STATED GOAL: Continue the passage on whether writers should aim to be prolific, beginning directly after its final sentence.

Should you aim to be prolific? To be prolific as a writer means to be highly productive, to write a lot, and (one hopes) to be published a lot. Should that be your goal? If so, what is the key to being prolific?
The ultimate aims of writers vary, but a short list of such goals could include:
- I want to be a famous writer, popular in my own time.
- I want my books to be remembered through the ages.
- I just have an inner need to tell a story.
- I want to maximize my financial earnings.
- I want to publish as many books as possible.
- I seek a combination of some of the above goals.
I was tempted to set up a graph with high quantity (being prolific) at one end and high quality at the other, and plot each goal on the graph. For example, you might think goals 1 and 2 have to do with quality, while goals 4 and 5 are more concerned with quantity. Such an analysis would have told you whether to churn out a lot of words, or self-edit like crazy to ensure each book is perfect.
Here’s the problem. As Joseph Stalin was supposed to have said, (even an evil dictator can utter one true statement) “Quantity has a quality all its own.” In a previous post, I mentioned Malcolm Gladwell’s theory about becoming a genius in any particular field. One element of that was practicing for 10,000 hours. That implies quantity is a necessary step to quality. To write well, you must first write a lot.

ITEMS:
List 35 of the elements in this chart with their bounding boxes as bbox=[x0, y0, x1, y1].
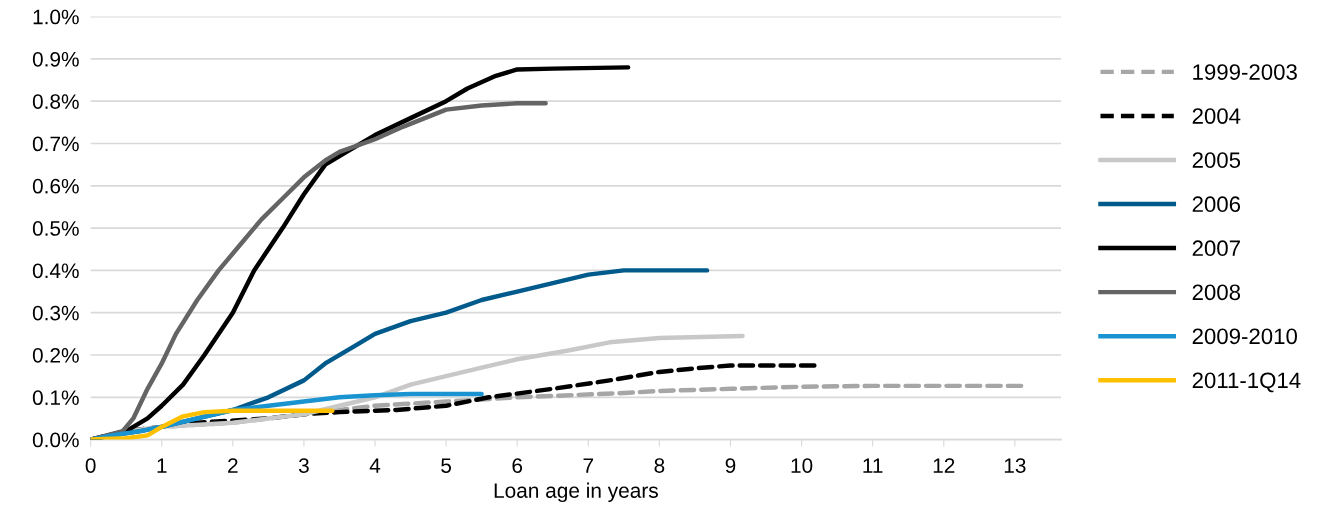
x-tick-label: 7 bbox=[583, 458, 594, 473]
x-tick-label: 12 bbox=[933, 458, 955, 473]
x-tick-label: 6 bbox=[512, 458, 523, 473]
y-tick-label: 0.1% bbox=[32, 390, 79, 406]
legend-label: 2006 bbox=[1192, 196, 1241, 213]
x-axis-title: Loan age in years bbox=[494, 482, 658, 503]
x-tick-label: 5 bbox=[441, 458, 452, 473]
y-tick-label: 0.5% bbox=[32, 221, 79, 236]
x-tick-label: 3 bbox=[298, 458, 309, 473]
legend-label: 1999-2003 bbox=[1193, 64, 1297, 80]
x-tick-label: 9 bbox=[725, 458, 736, 473]
x-tick-label: 4 bbox=[369, 458, 381, 473]
y-tick-label: 0.4% bbox=[32, 263, 79, 279]
x-tick-label: 0 bbox=[85, 458, 96, 473]
x-tick-label: 8 bbox=[654, 458, 665, 473]
y-tick-label: 0.2% bbox=[32, 348, 79, 363]
line-series bbox=[90, 408, 335, 440]
y-tick-label: 0.3% bbox=[32, 305, 79, 321]
y-tick-label: 0.9% bbox=[32, 51, 79, 67]
legend-label: 2011-1Q14 bbox=[1192, 372, 1301, 393]
y-tick-label: 1.0% bbox=[33, 9, 79, 25]
x-tick-label: 13 bbox=[1004, 458, 1026, 473]
legend-label: 2009-2010 bbox=[1192, 328, 1297, 345]
legend-label: 2004 bbox=[1192, 108, 1241, 124]
legend-label: 2007 bbox=[1192, 240, 1240, 257]
legend-label: 2005 bbox=[1192, 152, 1241, 168]
x-tick-label: 11 bbox=[863, 458, 883, 473]
x-tick-label: 1 bbox=[157, 458, 167, 473]
y-tick-label: 0.6% bbox=[32, 178, 79, 194]
legend-label: 2008 bbox=[1192, 284, 1241, 301]
x-tick-label: 2 bbox=[228, 458, 238, 473]
y-tick-label: 0.8% bbox=[32, 94, 79, 109]
y-tick-label: 0.0% bbox=[32, 432, 79, 448]
y-tick-label: 0.7% bbox=[32, 136, 79, 152]
x-tick-label: 10 bbox=[791, 458, 813, 473]
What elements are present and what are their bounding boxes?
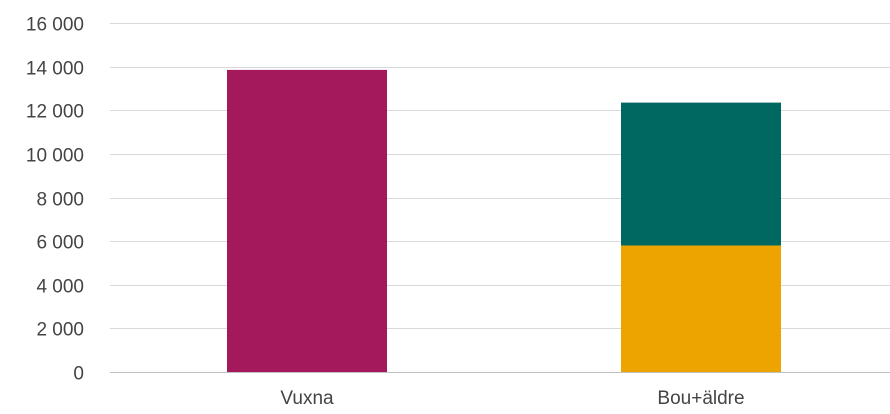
bar-segment: [227, 69, 387, 372]
y-tick-label: 2 000: [36, 320, 84, 341]
y-tick-label: 10 000: [26, 146, 84, 167]
y-tick-label: 6 000: [36, 233, 84, 254]
y-tick-label: 16 000: [26, 15, 84, 36]
bars: [227, 69, 781, 372]
y-tick-label: 14 000: [26, 59, 84, 80]
y-tick-label: 0: [73, 364, 84, 385]
bar-segment: [621, 245, 781, 372]
y-tick-label: 12 000: [26, 102, 84, 123]
x-category-label: Bou+äldre: [657, 388, 744, 409]
x-axis-categories: Vuxna Bou+äldre: [280, 388, 744, 409]
y-tick-label: 4 000: [36, 277, 84, 298]
y-axis-ticks: 0 2 000 4 000 6 000 8 000 10 000 12 000 14 000 1…: [26, 15, 84, 385]
x-category-label: Vuxna: [280, 388, 334, 409]
y-tick-label: 8 000: [36, 190, 84, 211]
bar-segment: [621, 102, 781, 246]
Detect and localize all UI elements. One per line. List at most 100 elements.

ANSWER BELOW:
There are different ways to spend that 10,000 hours of practice, of course. As I implied above, you might write your first draft, then do just enough editing to send it off and sell a mediocre story, then move on to the next one. Or you could refine and polish every word, as a poet does, going over and over your story until you achieve earthly perfection. At the end of that process, you might have a book that could satisfy goals 1 or 2 or both.
There’s a list of prolific writers and one of my favorites–Dr. Isaac Asimov–is on that list. He’s not at the top, though. That honor belongs to María del Socorro Tellado López, who wrote mostly under the name Corín Tellado. She lived from 1927-2009 and wrote over 4,000 novellas.
If you hope to surpass her record, you’d better get busy.
Let’s examine the productivity of Corín Tellado. She sold her first novel in 1946, when she was about 19. Her publishing house contracted with her to write a novella every week. When I read that, I thought, “Okay, I could see having a very organized schedule that results in a novella each week.” But look closer at the numbers. Say she wrote continually from 1946 until her death in 2009, a period of about 63 years, or roughly 3,276 weeks. Only 3,276 weeks, and yet she wrote over 4,000 novellas. She was cranking out a novella, on average, every 5.7 days.
Corín Tellado is the extreme example of being prolific. You probably won’t go that far, but imagine the discipline required, the organizational and time-management skills, the need to fill all available time with writing. Not to mention the necessity to dream up numerous plotlines and characters. These are the keys to being a prolific writer.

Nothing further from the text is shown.